Votre tâche ->
Reproduisez à l'identique le passage du texte sur l'assurance-chômage et les contrats temporaires qui va de « Pour autant, permettre » à « qui en résultent. ».

Texte source ->
***

Près de 15 % des salariés du privé sont employés sur des contrats temporaires, et plus de 90 % des embauches se font sur de tels contrats. Cette précarisation d'une partie de la population active est souvent présentée comme une conséquence de la rigidité des contrats à durée indéterminée. Les entreprises hésiteraient-elles à recruter en CDI de peur de ne pouvoir licencier en cas de retournement de la conjoncture ? Sans doute est-ce en partie le cas, mais une autre explication paraît davantage pertinente, liée à la présence de failles dans notre système d'assurance-chômage.
Un rapport du CAE, réalisé par les économistes Pierre Cahuc et Corinne Prost, en donne une illustration flagrante en considérant le cumul des allocations chômage et des revenus d'activité à temps partiel. Une personne payée au SMIC horaire peut, en travaillant à mi-temps, bénéficier indéfiniment d'un revenu supérieur à 80 % du SMIC. Il lui suffit pour cela d'alterner judicieusement les périodes d'activité et de chômage pour presque doubler sa rémunération totale à l'aide de l'Unédic ! Une situation très similaire, mais moins criante, s'observe pour les individus bénéficiant d'un salaire deux fois supérieur.
Pour autant, permettre le cumul de revenus et d'allocations facilite, selon de nombreux travaux académiques, le retour à l'emploi. Toute la difficulté est d'éviter que cela ne place les individus dans une trappe à « travailleur pauvre ». C'est hélas le cas : dans les situations types considérées par le CAE, augmenter de 50 % son activité ne permet pas d'améliorer significativement son revenu total en raison de la baisse des indemnités chômage et de la hausse des cotisations sociales qui en résultent.
Il faudrait davantage responsabiliser le salarié en évitant que ce dispositif ne puisse être reconduit éternellement, le temps partiel « subventionné » devenant un tremplin provisoire vers un emploi à plein temps mieux rémunéré. Selon une étude récente de la Dares, exercer une activité réduite de quelques mois rehausse significativement la probabilité de retrouver un emploi à temps plein, mais cet effet s'estompe au bout de six mois.

***

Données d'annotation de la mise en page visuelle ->

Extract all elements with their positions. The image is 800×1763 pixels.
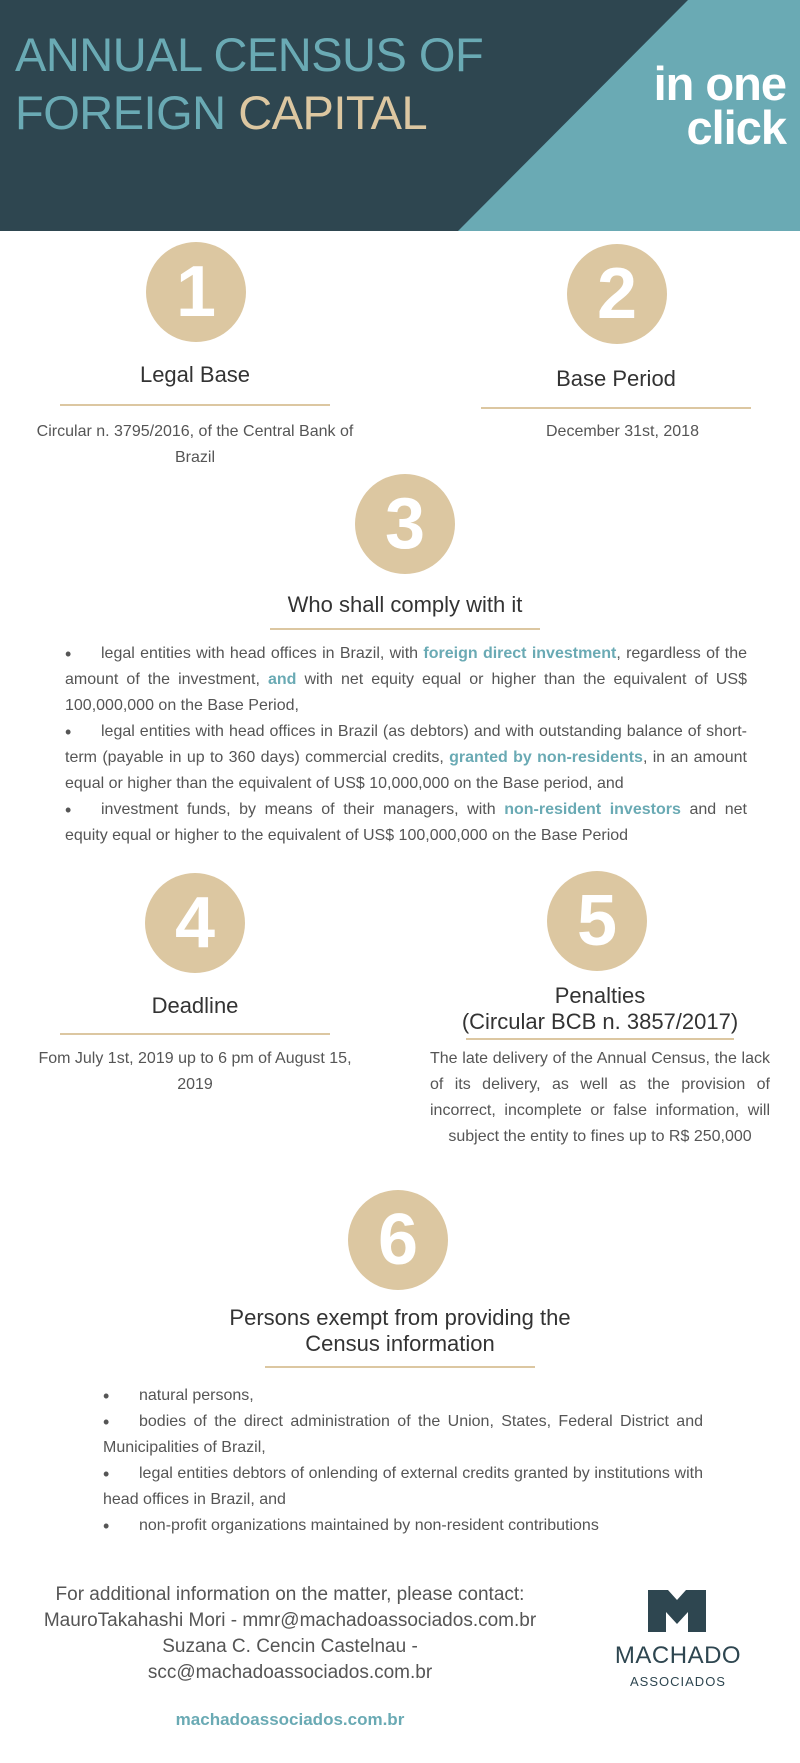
section-2-title: Base Period [556,366,676,391]
tagline [626,57,786,154]
section-1-number-badge: 1 [146,242,246,342]
list-item: • bodies of the direct administration of the Union, States, Federal District and Municipalities of Brazil, [103,1409,703,1461]
title-line-1: ANNUAL CENSUS OF [15,28,484,81]
section-3-number-badge: 3 [355,474,455,574]
list-item: • legal entities debtors of onlending of external credits granted by institutions with head offices in Brazil, and [103,1461,703,1513]
section-4-text: Fom July 1st, 2019 up to 6 pm of August 15, 2019 [38,1050,352,1093]
contact-intro: For additional information on the matter, please contact: [55,1584,525,1605]
list-item: • legal entities with head offices in Brazil, with foreign direct investment, regardless of the amount of the investment, and with net equity equal or higher than the equivalent of US$ 100,000,000 on the Base Period, [65,641,747,719]
page-title [15,26,483,142]
section-6-title [200,1305,600,1357]
section-2-divider [481,407,751,409]
section-3-divider [270,628,540,630]
section-4-number-badge: 4 [145,873,245,973]
section-6-divider [265,1366,535,1368]
section-1-title: Legal Base [139,362,251,387]
contact-block [30,1582,550,1686]
title-line-2-accent: CAPITAL [238,86,428,139]
section-1-text: Circular n. 3795/2016, of the Central Bank of Brazil [36,423,354,466]
list-item: • legal entities with head offices in Brazil (as debtors) and with outstanding balance of short-term (payable in up to 360 days) commercial credits, granted by non-residents, in an amount equal or higher than the equivalent of US$ 10,000,000 on the Base period, and [65,719,747,797]
section-6-title-line-2: Census information [305,1331,495,1356]
section-2-number-badge: 2 [567,244,667,344]
section-5-number-badge: 5 [547,871,647,971]
header-banner [0,0,800,231]
section-3-title: Who shall comply with it [287,592,523,617]
title-line-2 [15,84,483,142]
title-line-2-part-1: FOREIGN [15,86,239,139]
section-5-title-line-2: (Circular BCB n. 3857/2017) [461,1009,739,1034]
section-6-title-line-1: Persons exempt from providing the [229,1305,571,1330]
machado-logo-mark-icon [648,1590,706,1632]
section-5-text: The late delivery of the Annual Census, the lack of its delivery, as well as the provision of incorrect, incomplete or false information, will subject the entity to fines up to R$ 250,000 [430,1050,770,1145]
contact-person-1[interactable]: MauroTakahashi Mori - mmr@machadoassociados.com.br [43,1610,537,1631]
section-3-list [65,641,747,849]
section-5-title-line-1: Penalties [554,983,646,1008]
section-4-divider [60,1033,330,1035]
section-1-divider [60,404,330,406]
section-2-text: December 31st, 2018 [546,423,699,440]
list-item: • investment funds, by means of their managers, with non-resident investors and net equity equal or higher to the equivalent of US$ 100,000,000 on the Base Period [65,797,747,849]
section-5-title [440,983,760,1035]
logo-name: MACHADO [614,1642,742,1669]
logo-subtitle: ASSOCIADOS [630,1674,726,1689]
website-link[interactable]: machadoassociados.com.br [175,1710,405,1729]
list-item: • natural persons, [103,1383,703,1409]
section-5-divider [466,1038,734,1040]
section-6-list [103,1383,703,1539]
list-item: • non-profit organizations maintained by non-resident contributions [103,1513,703,1539]
section-6-number-badge: 6 [348,1190,448,1290]
contact-person-2[interactable]: Suzana C. Cencin Castelnau - scc@machadoassociados.com.br [147,1636,433,1683]
tagline-line-1: in one [653,57,786,110]
section-4-title: Deadline [151,993,239,1018]
tagline-line-2: click [686,101,786,154]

***

Résultat de l'exercice ->
Pour autant, permettre le cumul de revenus et d'allocations facilite, selon de nombreux travaux académiques, le retour à l'emploi. Toute la difficulté est d'éviter que cela ne place les individus dans une trappe à « travailleur pauvre ». C'est hélas le cas : dans les situations types considérées par le CAE, augmenter de 50 % son activité ne permet pas d'améliorer significativement son revenu total en raison de la baisse des indemnités chômage et de la hausse des cotisations sociales qui en résultent.